● Aim of the task
Pull every line with the word "kann" out of the entries below.

----------------

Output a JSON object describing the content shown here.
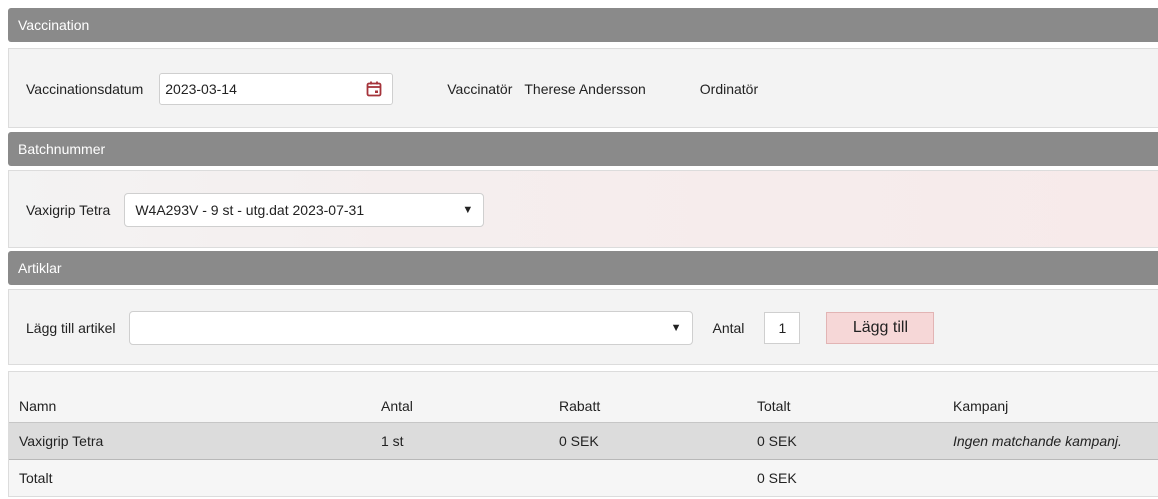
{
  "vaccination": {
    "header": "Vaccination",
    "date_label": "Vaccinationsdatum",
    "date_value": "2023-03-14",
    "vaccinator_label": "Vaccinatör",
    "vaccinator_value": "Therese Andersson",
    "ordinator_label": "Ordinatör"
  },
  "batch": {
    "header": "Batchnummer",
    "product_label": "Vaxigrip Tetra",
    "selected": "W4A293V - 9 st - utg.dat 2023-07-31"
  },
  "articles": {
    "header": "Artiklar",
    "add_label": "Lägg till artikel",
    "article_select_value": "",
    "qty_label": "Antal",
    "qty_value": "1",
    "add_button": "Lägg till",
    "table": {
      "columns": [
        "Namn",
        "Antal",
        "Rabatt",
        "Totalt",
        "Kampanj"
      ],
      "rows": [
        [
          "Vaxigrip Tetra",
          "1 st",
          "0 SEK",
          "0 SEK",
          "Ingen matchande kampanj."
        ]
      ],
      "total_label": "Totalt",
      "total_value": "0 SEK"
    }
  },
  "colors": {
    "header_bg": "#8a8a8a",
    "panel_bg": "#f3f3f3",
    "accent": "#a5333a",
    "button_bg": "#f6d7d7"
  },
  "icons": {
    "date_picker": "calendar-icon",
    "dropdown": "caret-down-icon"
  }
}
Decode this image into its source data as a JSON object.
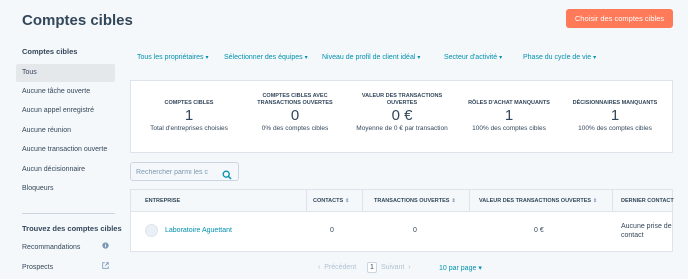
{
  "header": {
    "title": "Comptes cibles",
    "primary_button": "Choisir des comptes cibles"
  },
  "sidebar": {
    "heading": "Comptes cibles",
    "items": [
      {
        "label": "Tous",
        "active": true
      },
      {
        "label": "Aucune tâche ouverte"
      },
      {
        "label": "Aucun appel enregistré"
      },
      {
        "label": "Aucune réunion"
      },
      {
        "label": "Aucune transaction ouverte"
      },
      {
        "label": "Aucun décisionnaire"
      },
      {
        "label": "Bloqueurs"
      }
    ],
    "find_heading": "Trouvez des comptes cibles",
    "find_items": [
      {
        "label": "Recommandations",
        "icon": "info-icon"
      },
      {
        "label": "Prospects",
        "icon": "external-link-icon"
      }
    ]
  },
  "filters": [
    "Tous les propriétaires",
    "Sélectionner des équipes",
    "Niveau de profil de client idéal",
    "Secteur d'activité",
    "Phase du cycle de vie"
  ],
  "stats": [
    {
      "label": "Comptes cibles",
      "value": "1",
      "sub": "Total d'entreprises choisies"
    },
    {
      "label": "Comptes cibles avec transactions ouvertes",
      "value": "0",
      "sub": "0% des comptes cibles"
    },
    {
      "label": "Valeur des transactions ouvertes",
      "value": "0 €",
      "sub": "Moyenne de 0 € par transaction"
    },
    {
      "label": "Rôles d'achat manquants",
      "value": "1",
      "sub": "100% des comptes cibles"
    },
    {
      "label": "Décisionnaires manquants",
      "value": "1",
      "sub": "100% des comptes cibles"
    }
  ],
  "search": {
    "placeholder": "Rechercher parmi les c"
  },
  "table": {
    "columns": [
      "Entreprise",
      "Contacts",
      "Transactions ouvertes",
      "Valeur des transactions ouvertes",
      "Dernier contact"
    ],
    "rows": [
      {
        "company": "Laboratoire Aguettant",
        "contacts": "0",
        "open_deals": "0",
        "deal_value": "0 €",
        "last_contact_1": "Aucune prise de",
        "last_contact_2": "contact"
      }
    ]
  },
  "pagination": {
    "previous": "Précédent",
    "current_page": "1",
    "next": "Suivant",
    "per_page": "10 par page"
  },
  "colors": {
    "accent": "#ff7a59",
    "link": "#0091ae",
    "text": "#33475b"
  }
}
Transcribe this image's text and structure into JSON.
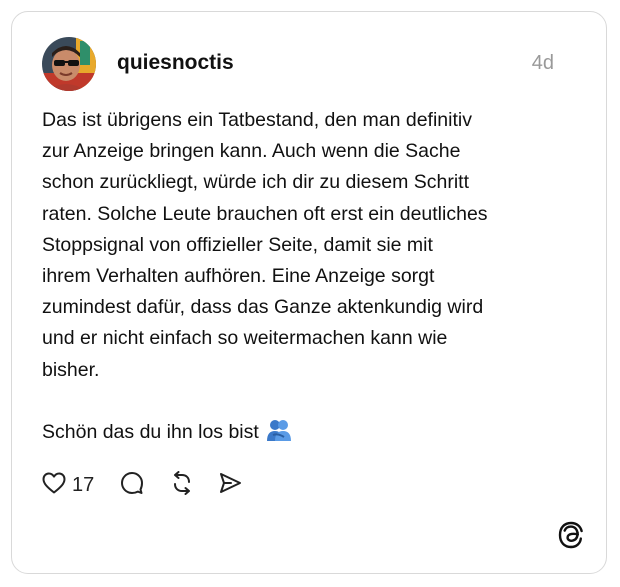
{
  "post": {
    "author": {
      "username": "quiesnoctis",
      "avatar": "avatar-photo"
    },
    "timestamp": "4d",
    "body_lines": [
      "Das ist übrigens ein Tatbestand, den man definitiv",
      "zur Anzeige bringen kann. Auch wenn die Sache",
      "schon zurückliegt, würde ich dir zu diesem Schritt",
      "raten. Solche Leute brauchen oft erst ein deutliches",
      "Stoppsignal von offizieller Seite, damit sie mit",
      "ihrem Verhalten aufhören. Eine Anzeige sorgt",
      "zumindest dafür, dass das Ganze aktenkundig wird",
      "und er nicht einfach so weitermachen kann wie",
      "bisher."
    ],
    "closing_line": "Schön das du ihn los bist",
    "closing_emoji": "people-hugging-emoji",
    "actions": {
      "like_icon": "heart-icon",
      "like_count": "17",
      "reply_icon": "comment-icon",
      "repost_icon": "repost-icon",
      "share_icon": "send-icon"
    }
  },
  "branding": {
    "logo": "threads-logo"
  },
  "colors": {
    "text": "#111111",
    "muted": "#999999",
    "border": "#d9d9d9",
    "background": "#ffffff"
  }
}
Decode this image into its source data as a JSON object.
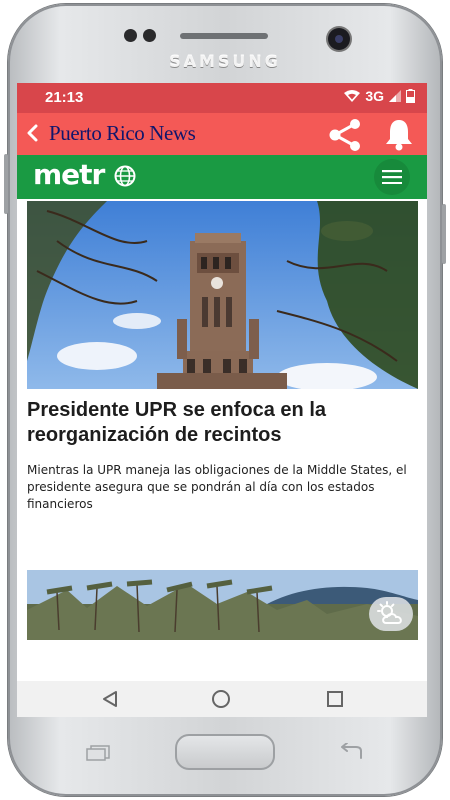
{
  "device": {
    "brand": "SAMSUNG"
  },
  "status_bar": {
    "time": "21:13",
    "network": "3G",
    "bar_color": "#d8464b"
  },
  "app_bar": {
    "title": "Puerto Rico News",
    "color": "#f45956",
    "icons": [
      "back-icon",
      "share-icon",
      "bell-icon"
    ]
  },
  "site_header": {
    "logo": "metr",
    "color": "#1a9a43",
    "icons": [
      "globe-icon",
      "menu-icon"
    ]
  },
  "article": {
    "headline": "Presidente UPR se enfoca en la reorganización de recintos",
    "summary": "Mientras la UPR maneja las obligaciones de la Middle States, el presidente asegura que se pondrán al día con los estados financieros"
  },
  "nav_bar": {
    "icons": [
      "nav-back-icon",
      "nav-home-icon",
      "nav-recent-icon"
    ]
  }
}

----------------

● Answer
      "zur Anzeige bringen kann. Auch wenn die Sache",
      "und er nicht einfach so weitermachen kann wie",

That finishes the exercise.